→ **Your goal**
Reproduce every entry exactly and leave its pictures out.

— BEGIN Materials provided —

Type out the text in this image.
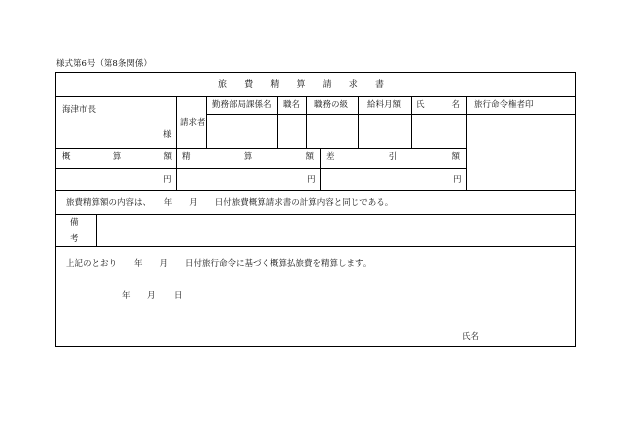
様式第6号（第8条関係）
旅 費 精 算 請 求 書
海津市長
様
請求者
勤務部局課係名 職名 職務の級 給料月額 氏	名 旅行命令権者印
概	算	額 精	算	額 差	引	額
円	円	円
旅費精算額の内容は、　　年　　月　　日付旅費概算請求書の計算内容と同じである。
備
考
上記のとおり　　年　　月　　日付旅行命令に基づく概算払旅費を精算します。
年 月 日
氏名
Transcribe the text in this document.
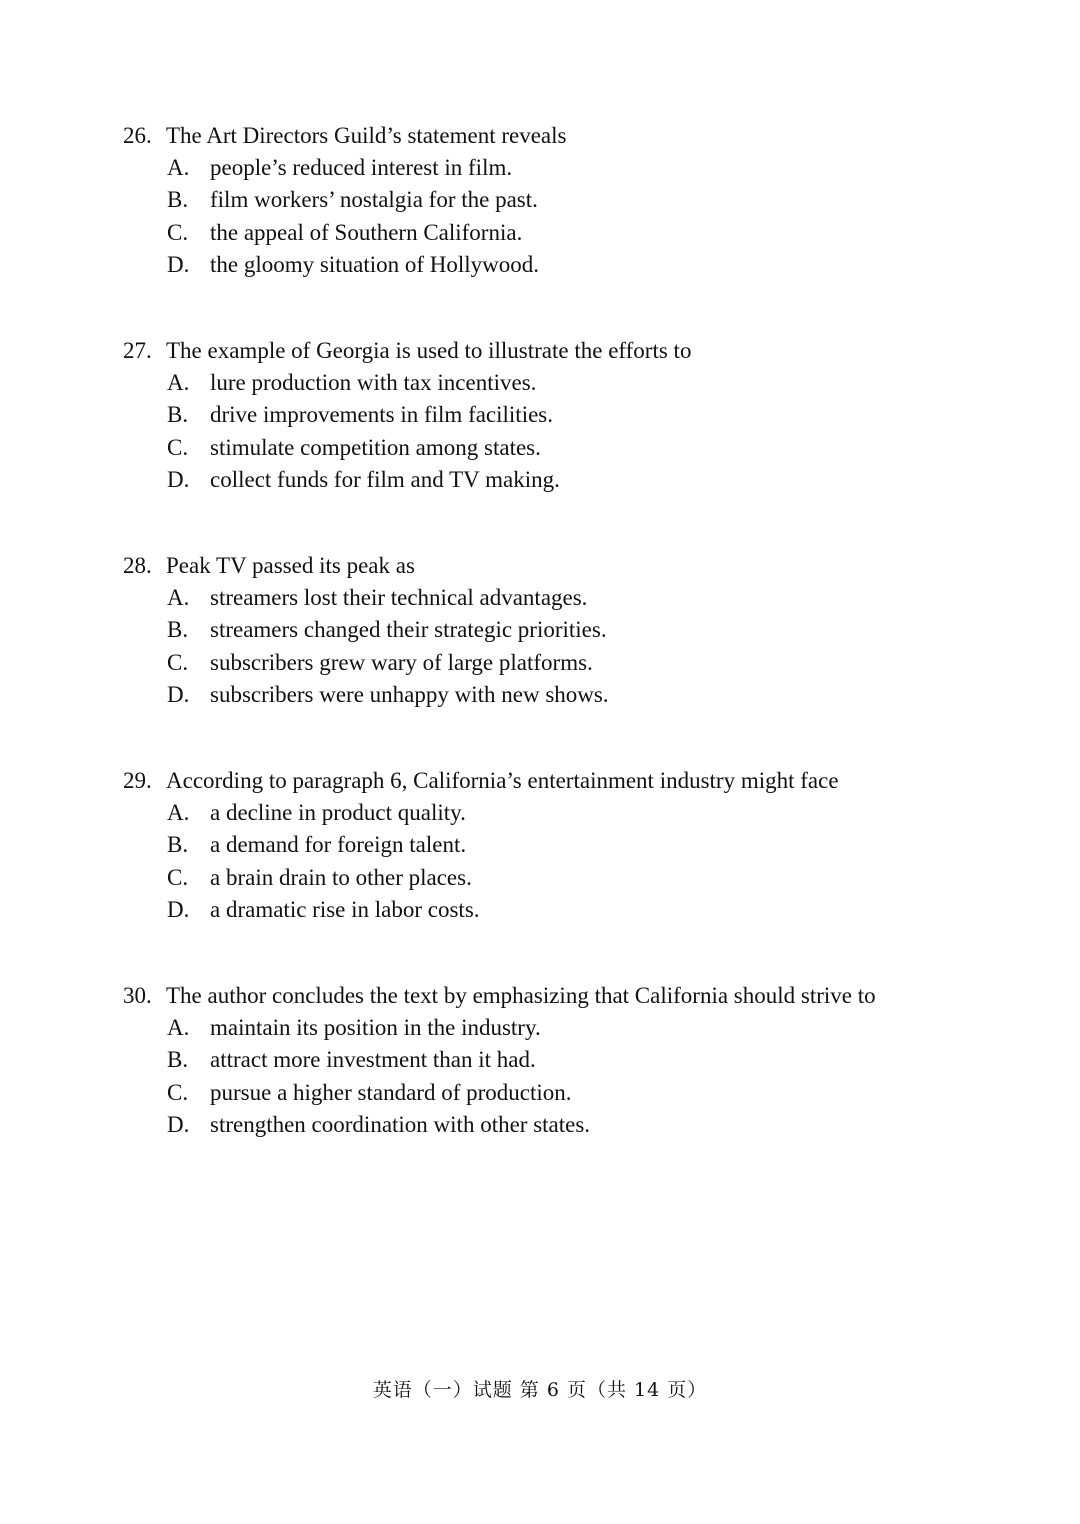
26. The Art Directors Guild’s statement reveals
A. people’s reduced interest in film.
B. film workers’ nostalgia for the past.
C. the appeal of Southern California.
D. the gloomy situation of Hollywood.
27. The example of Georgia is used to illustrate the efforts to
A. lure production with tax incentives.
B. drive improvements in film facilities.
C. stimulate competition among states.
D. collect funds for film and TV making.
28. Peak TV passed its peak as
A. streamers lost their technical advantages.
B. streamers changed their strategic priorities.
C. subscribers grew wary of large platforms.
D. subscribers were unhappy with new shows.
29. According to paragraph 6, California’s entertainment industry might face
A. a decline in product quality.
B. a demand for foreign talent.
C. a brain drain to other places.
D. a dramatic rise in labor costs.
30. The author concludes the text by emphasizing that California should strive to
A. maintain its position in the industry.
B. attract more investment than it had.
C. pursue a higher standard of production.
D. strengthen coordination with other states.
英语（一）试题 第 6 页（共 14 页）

— END Materials provided —

→ **Solution to the problem**
Type out the text in this image.
様式第6号（第8条関係）
旅 費 精 算 請 求 書
海津市長
様
請求者
勤務部局課係名 職名 職務の級 給料月額 氏	名 旅行命令権者印
概	算	額 精	算	額 差	引	額
円	円	円
旅費精算額の内容は、　　年　　月　　日付旅費概算請求書の計算内容と同じである。
備
考
上記のとおり　　年　　月　　日付旅行命令に基づく概算払旅費を精算します。
年 月 日
氏名
Transcribe the text in this document.
26. The Art Directors Guild’s statement reveals
A. people’s reduced interest in film.
B. film workers’ nostalgia for the past.
C. the appeal of Southern California.
D. the gloomy situation of Hollywood.
27. The example of Georgia is used to illustrate the efforts to
A. lure production with tax incentives.
B. drive improvements in film facilities.
C. stimulate competition among states.
D. collect funds for film and TV making.
28. Peak TV passed its peak as
A. streamers lost their technical advantages.
B. streamers changed their strategic priorities.
C. subscribers grew wary of large platforms.
D. subscribers were unhappy with new shows.
29. According to paragraph 6, California’s entertainment industry might face
A. a decline in product quality.
B. a demand for foreign talent.
C. a brain drain to other places.
D. a dramatic rise in labor costs.
30. The author concludes the text by emphasizing that California should strive to
A. maintain its position in the industry.
B. attract more investment than it had.
C. pursue a higher standard of production.
D. strengthen coordination with other states.
英语（一）试题 第 6 页（共 14 页）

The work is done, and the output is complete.